◆ **Problem description**:
In your copy, leave out the pictures; write out all the data exactly.

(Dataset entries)
★ ★ ★ ★ ★
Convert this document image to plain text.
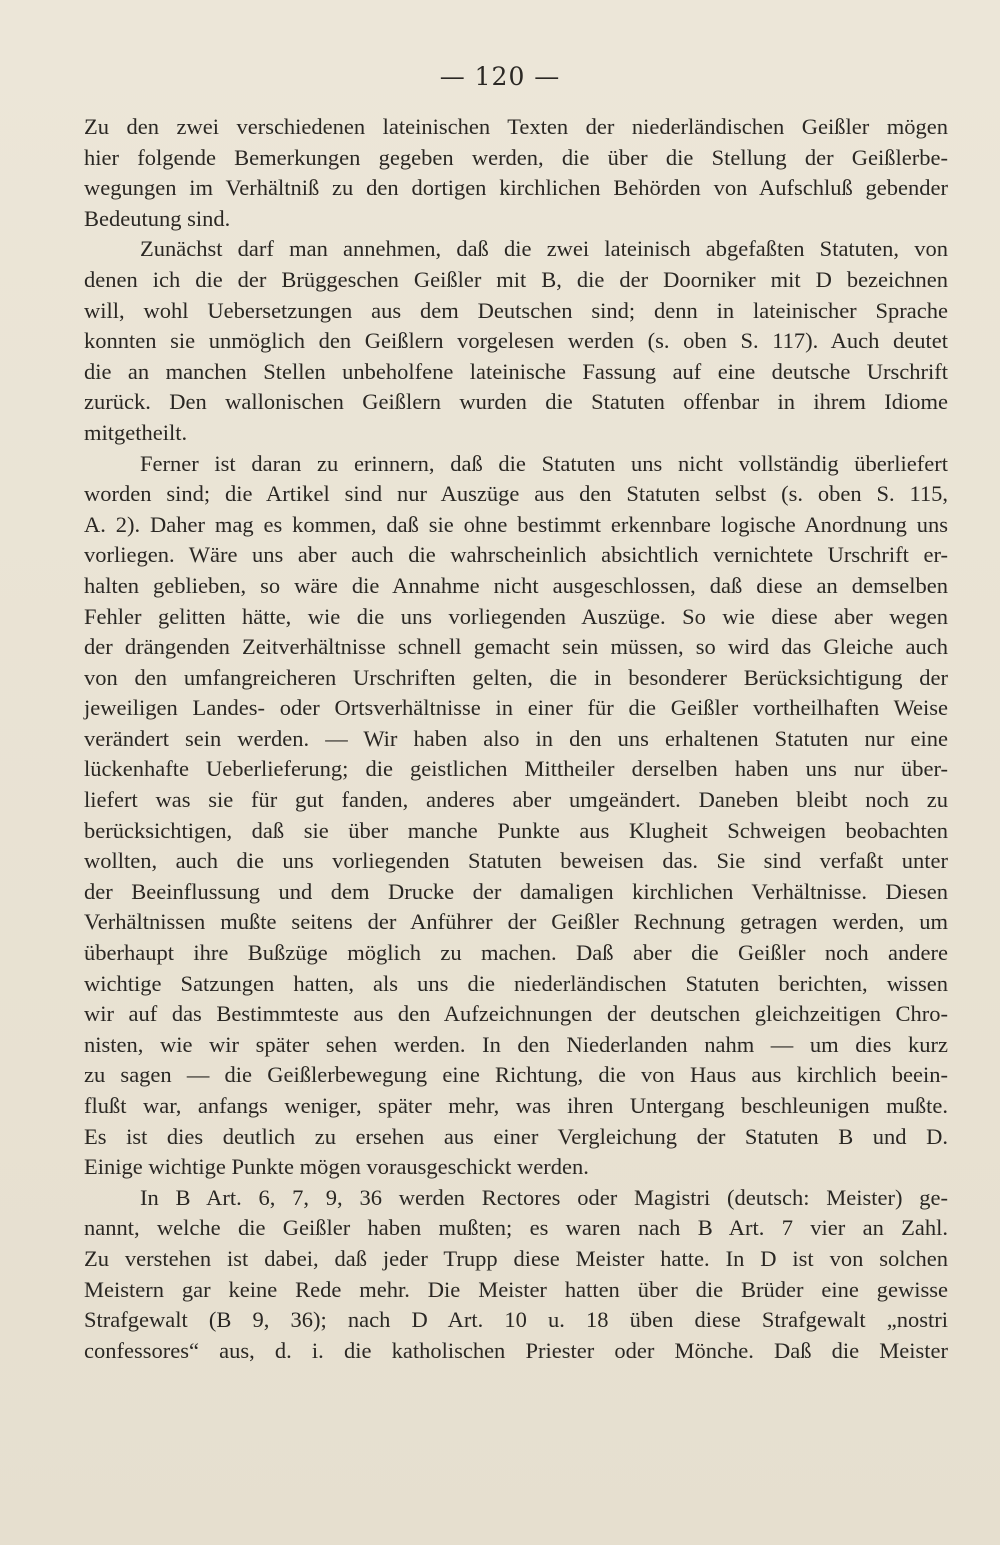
— 120 —
Zu den zwei verschiedenen lateinischen Texten der niederländischen Geißler mögen
hier folgende Bemerkungen gegeben werden, die über die Stellung der Geißlerbe-
wegungen im Verhältniß zu den dortigen kirchlichen Behörden von Aufschluß gebender
Bedeutung sind.
Zunächst darf man annehmen, daß die zwei lateinisch abgefaßten Statuten, von
denen ich die der Brüggeschen Geißler mit B, die der Doorniker mit D bezeichnen
will, wohl Uebersetzungen aus dem Deutschen sind; denn in lateinischer Sprache
konnten sie unmöglich den Geißlern vorgelesen werden (s. oben S. 117). Auch deutet
die an manchen Stellen unbeholfene lateinische Fassung auf eine deutsche Urschrift
zurück. Den wallonischen Geißlern wurden die Statuten offenbar in ihrem Idiome
mitgetheilt.
Ferner ist daran zu erinnern, daß die Statuten uns nicht vollständig überliefert
worden sind; die Artikel sind nur Auszüge aus den Statuten selbst (s. oben S. 115,
A. 2). Daher mag es kommen, daß sie ohne bestimmt erkennbare logische Anordnung uns
vorliegen. Wäre uns aber auch die wahrscheinlich absichtlich vernichtete Urschrift er-
halten geblieben, so wäre die Annahme nicht ausgeschlossen, daß diese an demselben
Fehler gelitten hätte, wie die uns vorliegenden Auszüge. So wie diese aber wegen
der drängenden Zeitverhältnisse schnell gemacht sein müssen, so wird das Gleiche auch
von den umfangreicheren Urschriften gelten, die in besonderer Berücksichtigung der
jeweiligen Landes- oder Ortsverhältnisse in einer für die Geißler vortheilhaften Weise
verändert sein werden. — Wir haben also in den uns erhaltenen Statuten nur eine
lückenhafte Ueberlieferung; die geistlichen Mittheiler derselben haben uns nur über-
liefert was sie für gut fanden, anderes aber umgeändert. Daneben bleibt noch zu
berücksichtigen, daß sie über manche Punkte aus Klugheit Schweigen beobachten
wollten, auch die uns vorliegenden Statuten beweisen das. Sie sind verfaßt unter
der Beeinflussung und dem Drucke der damaligen kirchlichen Verhältnisse. Diesen
Verhältnissen mußte seitens der Anführer der Geißler Rechnung getragen werden, um
überhaupt ihre Bußzüge möglich zu machen. Daß aber die Geißler noch andere
wichtige Satzungen hatten, als uns die niederländischen Statuten berichten, wissen
wir auf das Bestimmteste aus den Aufzeichnungen der deutschen gleichzeitigen Chro-
nisten, wie wir später sehen werden. In den Niederlanden nahm — um dies kurz
zu sagen — die Geißlerbewegung eine Richtung, die von Haus aus kirchlich beein-
flußt war, anfangs weniger, später mehr, was ihren Untergang beschleunigen mußte.
Es ist dies deutlich zu ersehen aus einer Vergleichung der Statuten B und D.
Einige wichtige Punkte mögen vorausgeschickt werden.
In B Art. 6, 7, 9, 36 werden Rectores oder Magistri (deutsch: Meister) ge-
nannt, welche die Geißler haben mußten; es waren nach B Art. 7 vier an Zahl.
Zu verstehen ist dabei, daß jeder Trupp diese Meister hatte. In D ist von solchen
Meistern gar keine Rede mehr. Die Meister hatten über die Brüder eine gewisse
Strafgewalt (B 9, 36); nach D Art. 10 u. 18 üben diese Strafgewalt „nostri
confessores“ aus, d. i. die katholischen Priester oder Mönche. Daß die Meister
★ ★ ★ ★ ★
◆ **Output of the exercise**:
Convert this document image to plain text.
— 120 —
Zu den zwei verschiedenen lateinischen Texten der niederländischen Geißler mögen
hier folgende Bemerkungen gegeben werden, die über die Stellung der Geißlerbe-
wegungen im Verhältniß zu den dortigen kirchlichen Behörden von Aufschluß gebender
Bedeutung sind.
Zunächst darf man annehmen, daß die zwei lateinisch abgefaßten Statuten, von
denen ich die der Brüggeschen Geißler mit B, die der Doorniker mit D bezeichnen
will, wohl Uebersetzungen aus dem Deutschen sind; denn in lateinischer Sprache
konnten sie unmöglich den Geißlern vorgelesen werden (s. oben S. 117). Auch deutet
die an manchen Stellen unbeholfene lateinische Fassung auf eine deutsche Urschrift
zurück. Den wallonischen Geißlern wurden die Statuten offenbar in ihrem Idiome
mitgetheilt.
Ferner ist daran zu erinnern, daß die Statuten uns nicht vollständig überliefert
worden sind; die Artikel sind nur Auszüge aus den Statuten selbst (s. oben S. 115,
A. 2). Daher mag es kommen, daß sie ohne bestimmt erkennbare logische Anordnung uns
vorliegen. Wäre uns aber auch die wahrscheinlich absichtlich vernichtete Urschrift er-
halten geblieben, so wäre die Annahme nicht ausgeschlossen, daß diese an demselben
Fehler gelitten hätte, wie die uns vorliegenden Auszüge. So wie diese aber wegen
der drängenden Zeitverhältnisse schnell gemacht sein müssen, so wird das Gleiche auch
von den umfangreicheren Urschriften gelten, die in besonderer Berücksichtigung der
jeweiligen Landes- oder Ortsverhältnisse in einer für die Geißler vortheilhaften Weise
verändert sein werden. — Wir haben also in den uns erhaltenen Statuten nur eine
lückenhafte Ueberlieferung; die geistlichen Mittheiler derselben haben uns nur über-
liefert was sie für gut fanden, anderes aber umgeändert. Daneben bleibt noch zu
berücksichtigen, daß sie über manche Punkte aus Klugheit Schweigen beobachten
wollten, auch die uns vorliegenden Statuten beweisen das. Sie sind verfaßt unter
der Beeinflussung und dem Drucke der damaligen kirchlichen Verhältnisse. Diesen
Verhältnissen mußte seitens der Anführer der Geißler Rechnung getragen werden, um
überhaupt ihre Bußzüge möglich zu machen. Daß aber die Geißler noch andere
wichtige Satzungen hatten, als uns die niederländischen Statuten berichten, wissen
wir auf das Bestimmteste aus den Aufzeichnungen der deutschen gleichzeitigen Chro-
nisten, wie wir später sehen werden. In den Niederlanden nahm — um dies kurz
zu sagen — die Geißlerbewegung eine Richtung, die von Haus aus kirchlich beein-
flußt war, anfangs weniger, später mehr, was ihren Untergang beschleunigen mußte.
Es ist dies deutlich zu ersehen aus einer Vergleichung der Statuten B und D.
Einige wichtige Punkte mögen vorausgeschickt werden.
In B Art. 6, 7, 9, 36 werden Rectores oder Magistri (deutsch: Meister) ge-
nannt, welche die Geißler haben mußten; es waren nach B Art. 7 vier an Zahl.
Zu verstehen ist dabei, daß jeder Trupp diese Meister hatte. In D ist von solchen
Meistern gar keine Rede mehr. Die Meister hatten über die Brüder eine gewisse
Strafgewalt (B 9, 36); nach D Art. 10 u. 18 üben diese Strafgewalt „nostri
confessores“ aus, d. i. die katholischen Priester oder Mönche. Daß die Meister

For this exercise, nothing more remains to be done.